Exactly how many lines have the word "JSON"? Answer with the bare number.
◇ ◇ ◇ ◇ ◇ ◇ ◇
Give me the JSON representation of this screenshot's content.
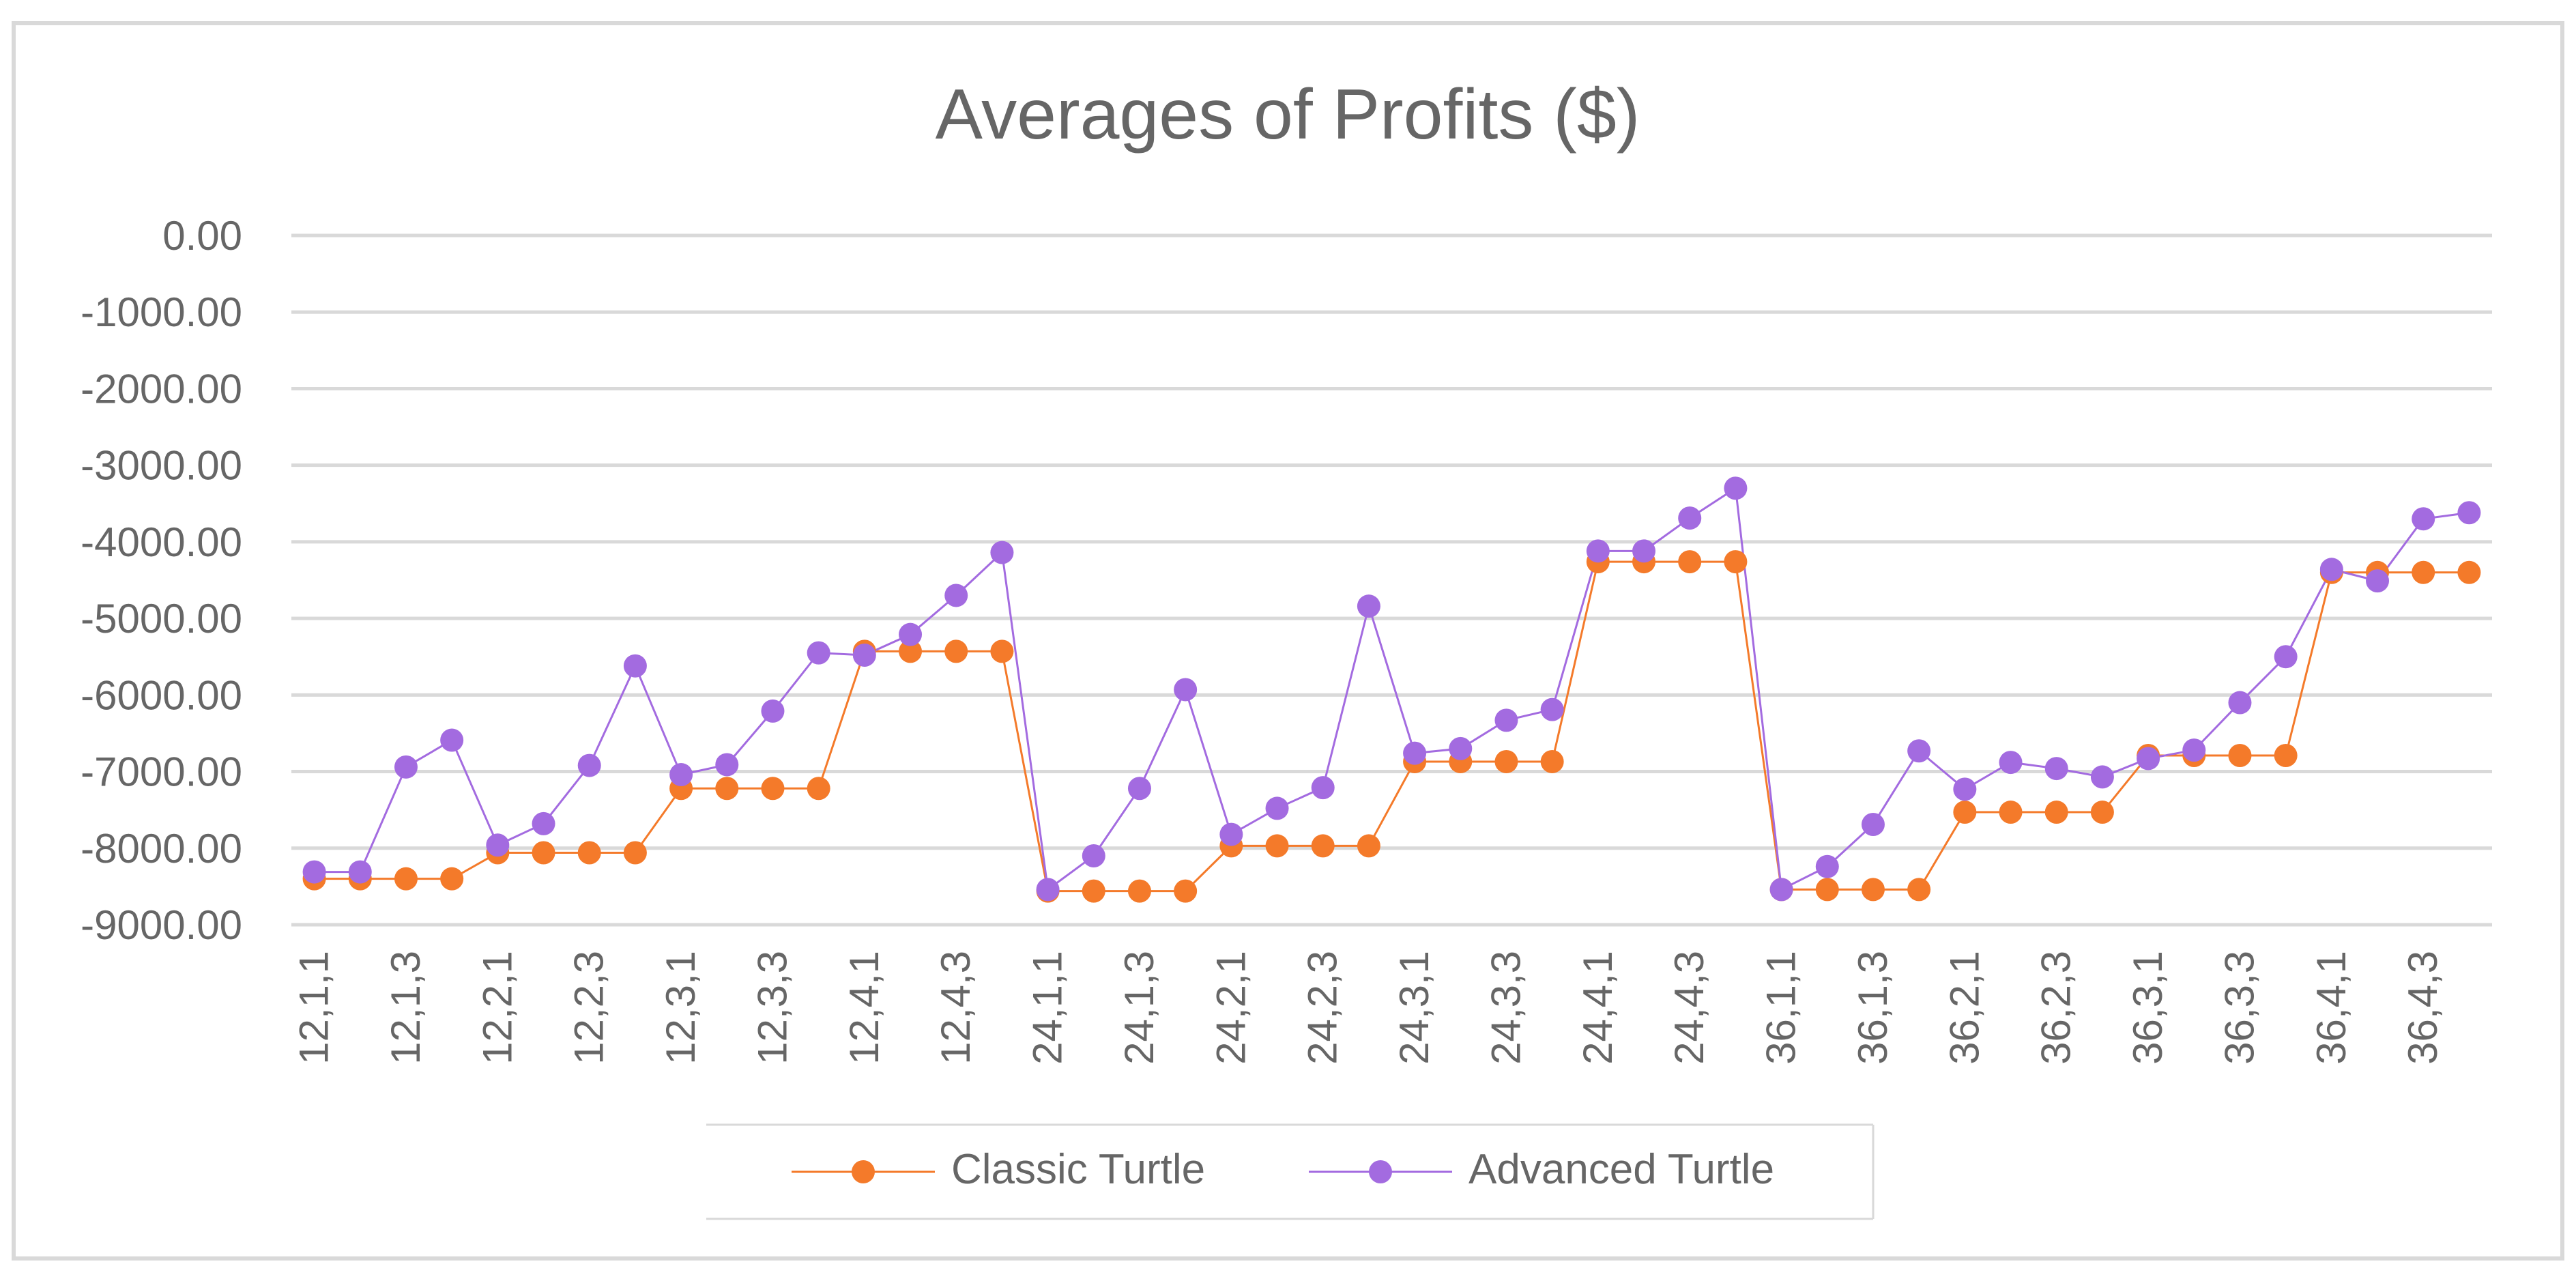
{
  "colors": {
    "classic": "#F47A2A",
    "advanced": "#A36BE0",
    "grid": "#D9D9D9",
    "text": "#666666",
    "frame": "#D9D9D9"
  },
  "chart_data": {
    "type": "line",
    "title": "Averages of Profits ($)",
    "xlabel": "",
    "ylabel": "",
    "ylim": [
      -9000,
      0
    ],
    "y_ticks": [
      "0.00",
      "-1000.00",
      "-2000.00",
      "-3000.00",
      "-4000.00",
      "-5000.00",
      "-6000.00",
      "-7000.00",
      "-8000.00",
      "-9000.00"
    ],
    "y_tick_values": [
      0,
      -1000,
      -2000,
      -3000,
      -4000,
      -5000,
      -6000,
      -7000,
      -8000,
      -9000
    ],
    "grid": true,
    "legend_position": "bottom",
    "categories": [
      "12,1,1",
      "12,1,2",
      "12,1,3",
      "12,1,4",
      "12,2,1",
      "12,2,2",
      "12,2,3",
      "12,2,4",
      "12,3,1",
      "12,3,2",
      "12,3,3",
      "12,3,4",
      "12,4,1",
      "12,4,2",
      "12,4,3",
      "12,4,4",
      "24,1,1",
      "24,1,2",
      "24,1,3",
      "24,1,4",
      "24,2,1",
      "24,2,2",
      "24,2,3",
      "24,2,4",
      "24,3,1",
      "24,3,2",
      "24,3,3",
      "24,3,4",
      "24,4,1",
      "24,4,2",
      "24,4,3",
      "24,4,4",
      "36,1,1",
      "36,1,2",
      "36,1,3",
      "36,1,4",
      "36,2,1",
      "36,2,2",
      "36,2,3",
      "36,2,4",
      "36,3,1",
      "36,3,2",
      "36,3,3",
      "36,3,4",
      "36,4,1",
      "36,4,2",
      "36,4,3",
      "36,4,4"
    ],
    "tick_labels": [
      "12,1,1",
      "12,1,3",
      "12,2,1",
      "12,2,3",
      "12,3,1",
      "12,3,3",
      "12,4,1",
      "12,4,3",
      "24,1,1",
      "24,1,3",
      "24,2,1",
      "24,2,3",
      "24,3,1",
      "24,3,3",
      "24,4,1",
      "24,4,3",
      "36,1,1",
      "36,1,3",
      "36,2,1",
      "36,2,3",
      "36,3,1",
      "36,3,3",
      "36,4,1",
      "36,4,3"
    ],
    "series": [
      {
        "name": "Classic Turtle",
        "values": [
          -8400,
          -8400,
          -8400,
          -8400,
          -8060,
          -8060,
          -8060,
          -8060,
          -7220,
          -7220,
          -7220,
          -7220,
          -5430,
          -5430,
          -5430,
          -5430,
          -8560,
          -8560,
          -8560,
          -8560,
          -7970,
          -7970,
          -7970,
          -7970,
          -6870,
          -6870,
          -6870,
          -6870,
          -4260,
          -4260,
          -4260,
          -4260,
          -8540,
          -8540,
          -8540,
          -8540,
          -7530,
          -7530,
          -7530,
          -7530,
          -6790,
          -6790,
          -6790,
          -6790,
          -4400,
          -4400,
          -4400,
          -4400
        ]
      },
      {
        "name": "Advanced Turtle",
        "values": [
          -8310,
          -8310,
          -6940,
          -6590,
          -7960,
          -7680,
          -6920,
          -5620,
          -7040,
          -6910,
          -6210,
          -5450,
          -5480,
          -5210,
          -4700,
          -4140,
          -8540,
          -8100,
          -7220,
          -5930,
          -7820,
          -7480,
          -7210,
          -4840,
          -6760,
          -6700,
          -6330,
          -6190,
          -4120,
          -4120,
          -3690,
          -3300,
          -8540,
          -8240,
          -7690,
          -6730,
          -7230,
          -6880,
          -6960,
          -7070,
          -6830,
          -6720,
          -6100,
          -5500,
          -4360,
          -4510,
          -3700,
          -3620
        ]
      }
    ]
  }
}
◇ ◇ ◇ ◇ ◇ ◇ ◇
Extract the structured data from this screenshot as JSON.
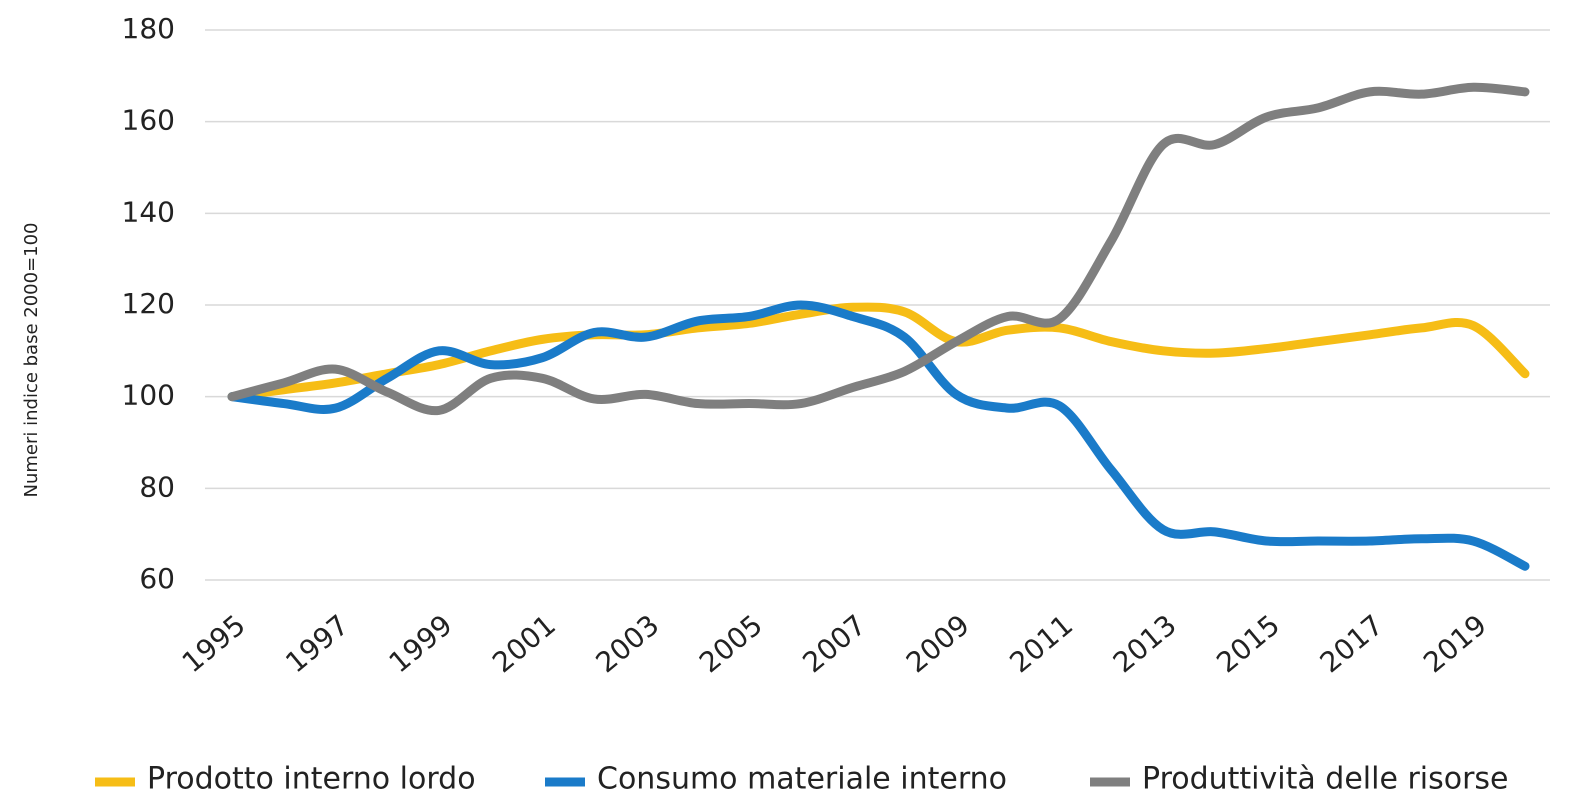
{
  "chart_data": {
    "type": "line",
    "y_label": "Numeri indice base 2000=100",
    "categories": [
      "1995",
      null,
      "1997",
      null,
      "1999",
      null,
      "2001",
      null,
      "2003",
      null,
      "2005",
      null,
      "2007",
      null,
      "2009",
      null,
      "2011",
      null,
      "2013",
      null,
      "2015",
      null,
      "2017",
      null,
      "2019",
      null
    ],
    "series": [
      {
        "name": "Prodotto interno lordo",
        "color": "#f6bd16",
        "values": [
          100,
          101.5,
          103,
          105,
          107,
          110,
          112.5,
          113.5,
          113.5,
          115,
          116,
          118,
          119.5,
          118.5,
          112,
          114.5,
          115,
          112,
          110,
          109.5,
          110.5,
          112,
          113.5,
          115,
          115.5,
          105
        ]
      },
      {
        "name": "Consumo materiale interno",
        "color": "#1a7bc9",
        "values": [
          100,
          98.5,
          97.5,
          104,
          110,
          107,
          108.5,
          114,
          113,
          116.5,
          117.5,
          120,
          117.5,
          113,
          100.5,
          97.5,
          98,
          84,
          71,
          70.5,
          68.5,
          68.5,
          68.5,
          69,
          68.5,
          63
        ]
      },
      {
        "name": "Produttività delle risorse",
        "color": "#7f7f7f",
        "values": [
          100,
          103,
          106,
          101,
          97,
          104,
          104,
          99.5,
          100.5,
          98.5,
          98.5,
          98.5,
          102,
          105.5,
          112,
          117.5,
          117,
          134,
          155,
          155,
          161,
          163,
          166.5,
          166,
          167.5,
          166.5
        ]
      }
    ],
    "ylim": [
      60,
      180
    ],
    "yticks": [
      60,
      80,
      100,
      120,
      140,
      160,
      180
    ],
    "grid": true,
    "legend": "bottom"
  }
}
◇ ◇ ◇ ◇ ◇ ◇ ◇
Written solution: 2